**Brief**. All of the entries need to be written out again, exactly as they are.

**Material for this exercise**.
▬▬▬▬▬▬
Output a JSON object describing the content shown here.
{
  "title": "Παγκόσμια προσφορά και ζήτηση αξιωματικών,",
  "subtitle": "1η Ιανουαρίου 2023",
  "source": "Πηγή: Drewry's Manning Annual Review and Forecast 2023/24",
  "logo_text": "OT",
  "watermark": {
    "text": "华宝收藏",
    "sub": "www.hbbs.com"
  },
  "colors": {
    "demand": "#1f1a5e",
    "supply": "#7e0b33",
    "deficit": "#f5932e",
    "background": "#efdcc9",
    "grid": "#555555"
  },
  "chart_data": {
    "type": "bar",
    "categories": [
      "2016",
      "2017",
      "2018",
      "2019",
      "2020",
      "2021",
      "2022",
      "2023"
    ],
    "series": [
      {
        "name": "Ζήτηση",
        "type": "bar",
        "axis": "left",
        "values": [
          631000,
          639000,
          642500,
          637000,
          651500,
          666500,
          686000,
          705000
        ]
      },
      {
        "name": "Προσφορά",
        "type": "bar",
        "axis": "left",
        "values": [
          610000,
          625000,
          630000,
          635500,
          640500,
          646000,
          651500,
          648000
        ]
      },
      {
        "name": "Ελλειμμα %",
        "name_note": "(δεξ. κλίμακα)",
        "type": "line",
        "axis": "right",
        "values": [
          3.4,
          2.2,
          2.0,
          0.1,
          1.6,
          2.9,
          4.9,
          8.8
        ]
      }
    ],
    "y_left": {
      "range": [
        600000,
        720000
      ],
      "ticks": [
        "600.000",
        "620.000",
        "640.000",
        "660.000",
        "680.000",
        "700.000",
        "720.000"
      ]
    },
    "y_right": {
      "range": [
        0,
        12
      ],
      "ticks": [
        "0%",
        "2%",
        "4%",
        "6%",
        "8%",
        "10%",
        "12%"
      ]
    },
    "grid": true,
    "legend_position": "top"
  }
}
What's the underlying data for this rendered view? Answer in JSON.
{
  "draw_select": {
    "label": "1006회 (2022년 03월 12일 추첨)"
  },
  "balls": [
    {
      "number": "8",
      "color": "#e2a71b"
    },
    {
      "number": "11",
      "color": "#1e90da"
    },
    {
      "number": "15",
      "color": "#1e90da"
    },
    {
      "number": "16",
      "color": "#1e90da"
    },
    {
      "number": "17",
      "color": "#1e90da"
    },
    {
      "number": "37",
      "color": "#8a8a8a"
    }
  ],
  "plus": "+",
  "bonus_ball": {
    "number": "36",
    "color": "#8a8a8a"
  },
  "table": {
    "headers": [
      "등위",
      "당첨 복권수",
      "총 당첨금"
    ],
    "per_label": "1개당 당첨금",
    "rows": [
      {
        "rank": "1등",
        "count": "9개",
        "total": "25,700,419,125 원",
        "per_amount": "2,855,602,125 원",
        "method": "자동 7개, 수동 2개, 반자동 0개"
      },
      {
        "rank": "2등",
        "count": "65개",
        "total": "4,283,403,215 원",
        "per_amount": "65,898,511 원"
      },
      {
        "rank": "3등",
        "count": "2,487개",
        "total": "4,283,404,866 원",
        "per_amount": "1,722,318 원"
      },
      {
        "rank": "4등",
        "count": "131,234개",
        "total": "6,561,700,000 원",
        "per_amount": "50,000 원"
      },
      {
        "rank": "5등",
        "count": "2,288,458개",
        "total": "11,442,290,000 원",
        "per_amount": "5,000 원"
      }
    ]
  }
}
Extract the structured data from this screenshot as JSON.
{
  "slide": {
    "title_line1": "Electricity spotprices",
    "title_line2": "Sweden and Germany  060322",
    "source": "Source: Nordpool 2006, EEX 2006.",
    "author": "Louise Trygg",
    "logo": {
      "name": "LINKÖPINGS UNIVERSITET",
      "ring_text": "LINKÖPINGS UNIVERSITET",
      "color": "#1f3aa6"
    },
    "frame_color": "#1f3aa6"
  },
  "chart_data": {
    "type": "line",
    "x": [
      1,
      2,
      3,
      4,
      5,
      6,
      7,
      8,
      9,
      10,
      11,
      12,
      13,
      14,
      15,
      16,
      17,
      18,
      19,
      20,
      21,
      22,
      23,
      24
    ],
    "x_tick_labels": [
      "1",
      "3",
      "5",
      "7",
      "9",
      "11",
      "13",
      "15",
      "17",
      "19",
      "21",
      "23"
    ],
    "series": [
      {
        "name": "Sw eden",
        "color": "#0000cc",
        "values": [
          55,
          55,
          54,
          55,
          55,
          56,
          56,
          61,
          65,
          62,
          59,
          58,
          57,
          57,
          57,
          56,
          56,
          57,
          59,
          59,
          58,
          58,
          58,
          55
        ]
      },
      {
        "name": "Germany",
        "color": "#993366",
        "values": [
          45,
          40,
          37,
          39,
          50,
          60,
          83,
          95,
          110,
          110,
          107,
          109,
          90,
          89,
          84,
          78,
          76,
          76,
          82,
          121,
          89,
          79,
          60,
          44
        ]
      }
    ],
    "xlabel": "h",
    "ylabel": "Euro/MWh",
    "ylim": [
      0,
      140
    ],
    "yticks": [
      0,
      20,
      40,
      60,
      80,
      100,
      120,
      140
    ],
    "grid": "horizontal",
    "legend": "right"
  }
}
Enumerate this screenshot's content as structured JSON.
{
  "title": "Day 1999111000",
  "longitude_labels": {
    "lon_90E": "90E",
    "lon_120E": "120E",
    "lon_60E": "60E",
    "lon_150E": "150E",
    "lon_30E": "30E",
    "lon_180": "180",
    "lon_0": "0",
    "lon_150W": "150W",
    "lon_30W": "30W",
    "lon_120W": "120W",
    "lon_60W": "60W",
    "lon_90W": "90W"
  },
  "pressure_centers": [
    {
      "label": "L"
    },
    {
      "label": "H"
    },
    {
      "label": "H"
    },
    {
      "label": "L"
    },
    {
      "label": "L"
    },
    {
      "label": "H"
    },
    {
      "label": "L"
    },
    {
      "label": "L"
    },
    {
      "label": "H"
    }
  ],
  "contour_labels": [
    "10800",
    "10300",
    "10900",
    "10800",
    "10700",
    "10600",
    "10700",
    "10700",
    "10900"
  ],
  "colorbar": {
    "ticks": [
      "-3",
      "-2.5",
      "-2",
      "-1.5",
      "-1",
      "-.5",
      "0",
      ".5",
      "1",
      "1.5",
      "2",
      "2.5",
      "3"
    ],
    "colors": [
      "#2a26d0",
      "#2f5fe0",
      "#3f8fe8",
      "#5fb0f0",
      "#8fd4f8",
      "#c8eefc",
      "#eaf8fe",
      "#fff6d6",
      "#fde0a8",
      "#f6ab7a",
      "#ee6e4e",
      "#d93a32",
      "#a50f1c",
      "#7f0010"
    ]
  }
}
▬▬▬▬▬▬
**Answer to the exercise**.
Output a JSON object describing the content shown here.
{
  "title": "Παγκόσμια προσφορά και ζήτηση αξιωματικών,",
  "subtitle": "1η Ιανουαρίου 2023",
  "source": "Πηγή: Drewry's Manning Annual Review and Forecast 2023/24",
  "logo_text": "OT",
  "watermark": {
    "text": "华宝收藏",
    "sub": "www.hbbs.com"
  },
  "colors": {
    "demand": "#1f1a5e",
    "supply": "#7e0b33",
    "deficit": "#f5932e",
    "background": "#efdcc9",
    "grid": "#555555"
  },
  "chart_data": {
    "type": "bar",
    "categories": [
      "2016",
      "2017",
      "2018",
      "2019",
      "2020",
      "2021",
      "2022",
      "2023"
    ],
    "series": [
      {
        "name": "Ζήτηση",
        "type": "bar",
        "axis": "left",
        "values": [
          631000,
          639000,
          642500,
          637000,
          651500,
          666500,
          686000,
          705000
        ]
      },
      {
        "name": "Προσφορά",
        "type": "bar",
        "axis": "left",
        "values": [
          610000,
          625000,
          630000,
          635500,
          640500,
          646000,
          651500,
          648000
        ]
      },
      {
        "name": "Ελλειμμα %",
        "name_note": "(δεξ. κλίμακα)",
        "type": "line",
        "axis": "right",
        "values": [
          3.4,
          2.2,
          2.0,
          0.1,
          1.6,
          2.9,
          4.9,
          8.8
        ]
      }
    ],
    "y_left": {
      "range": [
        600000,
        720000
      ],
      "ticks": [
        "600.000",
        "620.000",
        "640.000",
        "660.000",
        "680.000",
        "700.000",
        "720.000"
      ]
    },
    "y_right": {
      "range": [
        0,
        12
      ],
      "ticks": [
        "0%",
        "2%",
        "4%",
        "6%",
        "8%",
        "10%",
        "12%"
      ]
    },
    "grid": true,
    "legend_position": "top"
  }
}
What's the underlying data for this rendered view? Answer in JSON.
{
  "draw_select": {
    "label": "1006회 (2022년 03월 12일 추첨)"
  },
  "balls": [
    {
      "number": "8",
      "color": "#e2a71b"
    },
    {
      "number": "11",
      "color": "#1e90da"
    },
    {
      "number": "15",
      "color": "#1e90da"
    },
    {
      "number": "16",
      "color": "#1e90da"
    },
    {
      "number": "17",
      "color": "#1e90da"
    },
    {
      "number": "37",
      "color": "#8a8a8a"
    }
  ],
  "plus": "+",
  "bonus_ball": {
    "number": "36",
    "color": "#8a8a8a"
  },
  "table": {
    "headers": [
      "등위",
      "당첨 복권수",
      "총 당첨금"
    ],
    "per_label": "1개당 당첨금",
    "rows": [
      {
        "rank": "1등",
        "count": "9개",
        "total": "25,700,419,125 원",
        "per_amount": "2,855,602,125 원",
        "method": "자동 7개, 수동 2개, 반자동 0개"
      },
      {
        "rank": "2등",
        "count": "65개",
        "total": "4,283,403,215 원",
        "per_amount": "65,898,511 원"
      },
      {
        "rank": "3등",
        "count": "2,487개",
        "total": "4,283,404,866 원",
        "per_amount": "1,722,318 원"
      },
      {
        "rank": "4등",
        "count": "131,234개",
        "total": "6,561,700,000 원",
        "per_amount": "50,000 원"
      },
      {
        "rank": "5등",
        "count": "2,288,458개",
        "total": "11,442,290,000 원",
        "per_amount": "5,000 원"
      }
    ]
  }
}
Extract the structured data from this screenshot as JSON.
{
  "slide": {
    "title_line1": "Electricity spotprices",
    "title_line2": "Sweden and Germany  060322",
    "source": "Source: Nordpool 2006, EEX 2006.",
    "author": "Louise Trygg",
    "logo": {
      "name": "LINKÖPINGS UNIVERSITET",
      "ring_text": "LINKÖPINGS UNIVERSITET",
      "color": "#1f3aa6"
    },
    "frame_color": "#1f3aa6"
  },
  "chart_data": {
    "type": "line",
    "x": [
      1,
      2,
      3,
      4,
      5,
      6,
      7,
      8,
      9,
      10,
      11,
      12,
      13,
      14,
      15,
      16,
      17,
      18,
      19,
      20,
      21,
      22,
      23,
      24
    ],
    "x_tick_labels": [
      "1",
      "3",
      "5",
      "7",
      "9",
      "11",
      "13",
      "15",
      "17",
      "19",
      "21",
      "23"
    ],
    "series": [
      {
        "name": "Sw eden",
        "color": "#0000cc",
        "values": [
          55,
          55,
          54,
          55,
          55,
          56,
          56,
          61,
          65,
          62,
          59,
          58,
          57,
          57,
          57,
          56,
          56,
          57,
          59,
          59,
          58,
          58,
          58,
          55
        ]
      },
      {
        "name": "Germany",
        "color": "#993366",
        "values": [
          45,
          40,
          37,
          39,
          50,
          60,
          83,
          95,
          110,
          110,
          107,
          109,
          90,
          89,
          84,
          78,
          76,
          76,
          82,
          121,
          89,
          79,
          60,
          44
        ]
      }
    ],
    "xlabel": "h",
    "ylabel": "Euro/MWh",
    "ylim": [
      0,
      140
    ],
    "yticks": [
      0,
      20,
      40,
      60,
      80,
      100,
      120,
      140
    ],
    "grid": "horizontal",
    "legend": "right"
  }
}
Enumerate this screenshot's content as structured JSON.
{
  "title": "Day 1999111000",
  "longitude_labels": {
    "lon_90E": "90E",
    "lon_120E": "120E",
    "lon_60E": "60E",
    "lon_150E": "150E",
    "lon_30E": "30E",
    "lon_180": "180",
    "lon_0": "0",
    "lon_150W": "150W",
    "lon_30W": "30W",
    "lon_120W": "120W",
    "lon_60W": "60W",
    "lon_90W": "90W"
  },
  "pressure_centers": [
    {
      "label": "L"
    },
    {
      "label": "H"
    },
    {
      "label": "H"
    },
    {
      "label": "L"
    },
    {
      "label": "L"
    },
    {
      "label": "H"
    },
    {
      "label": "L"
    },
    {
      "label": "L"
    },
    {
      "label": "H"
    }
  ],
  "contour_labels": [
    "10800",
    "10300",
    "10900",
    "10800",
    "10700",
    "10600",
    "10700",
    "10700",
    "10900"
  ],
  "colorbar": {
    "ticks": [
      "-3",
      "-2.5",
      "-2",
      "-1.5",
      "-1",
      "-.5",
      "0",
      ".5",
      "1",
      "1.5",
      "2",
      "2.5",
      "3"
    ],
    "colors": [
      "#2a26d0",
      "#2f5fe0",
      "#3f8fe8",
      "#5fb0f0",
      "#8fd4f8",
      "#c8eefc",
      "#eaf8fe",
      "#fff6d6",
      "#fde0a8",
      "#f6ab7a",
      "#ee6e4e",
      "#d93a32",
      "#a50f1c",
      "#7f0010"
    ]
  }
}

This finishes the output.